Entries provided
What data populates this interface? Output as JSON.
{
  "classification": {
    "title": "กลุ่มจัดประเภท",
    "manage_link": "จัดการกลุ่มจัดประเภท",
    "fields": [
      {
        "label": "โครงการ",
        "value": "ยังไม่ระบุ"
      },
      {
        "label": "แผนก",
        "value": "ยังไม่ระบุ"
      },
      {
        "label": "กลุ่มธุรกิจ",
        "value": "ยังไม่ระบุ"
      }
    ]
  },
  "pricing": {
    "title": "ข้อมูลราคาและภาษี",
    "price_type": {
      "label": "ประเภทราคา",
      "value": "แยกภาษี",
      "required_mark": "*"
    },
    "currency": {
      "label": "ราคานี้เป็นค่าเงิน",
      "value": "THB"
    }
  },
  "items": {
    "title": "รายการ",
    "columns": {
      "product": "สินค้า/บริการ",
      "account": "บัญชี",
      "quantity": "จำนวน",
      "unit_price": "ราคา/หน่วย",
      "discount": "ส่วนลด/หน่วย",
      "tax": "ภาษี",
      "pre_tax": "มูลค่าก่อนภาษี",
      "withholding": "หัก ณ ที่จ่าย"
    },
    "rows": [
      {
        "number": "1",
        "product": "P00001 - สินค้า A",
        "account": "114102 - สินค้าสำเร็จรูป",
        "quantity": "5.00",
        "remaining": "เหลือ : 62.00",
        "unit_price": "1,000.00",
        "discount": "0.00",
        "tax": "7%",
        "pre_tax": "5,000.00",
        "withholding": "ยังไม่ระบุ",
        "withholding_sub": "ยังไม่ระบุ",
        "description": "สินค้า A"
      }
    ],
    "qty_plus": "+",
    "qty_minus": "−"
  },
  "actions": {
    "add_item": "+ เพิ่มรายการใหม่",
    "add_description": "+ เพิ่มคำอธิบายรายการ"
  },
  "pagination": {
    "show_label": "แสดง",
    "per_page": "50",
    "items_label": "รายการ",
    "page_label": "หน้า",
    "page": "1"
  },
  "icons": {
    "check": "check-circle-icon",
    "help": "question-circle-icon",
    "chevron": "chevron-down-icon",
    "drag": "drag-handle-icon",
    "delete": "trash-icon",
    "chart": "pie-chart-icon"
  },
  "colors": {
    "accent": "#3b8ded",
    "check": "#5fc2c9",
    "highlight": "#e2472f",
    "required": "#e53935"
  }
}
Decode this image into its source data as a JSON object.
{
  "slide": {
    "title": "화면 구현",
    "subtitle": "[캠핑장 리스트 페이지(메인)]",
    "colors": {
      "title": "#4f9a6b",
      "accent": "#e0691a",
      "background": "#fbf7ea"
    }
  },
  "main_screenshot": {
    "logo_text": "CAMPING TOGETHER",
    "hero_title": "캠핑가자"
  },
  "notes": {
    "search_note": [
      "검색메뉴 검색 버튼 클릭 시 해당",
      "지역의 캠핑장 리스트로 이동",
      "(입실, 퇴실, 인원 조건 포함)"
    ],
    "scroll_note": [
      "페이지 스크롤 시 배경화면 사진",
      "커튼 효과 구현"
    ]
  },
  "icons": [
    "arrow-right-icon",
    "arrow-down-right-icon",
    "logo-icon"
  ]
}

Your task
Gather each line in the entries above where the string "check" is found.

Reply to the task
    "check": "check-circle-icon",
    "check": "#5fc2c9",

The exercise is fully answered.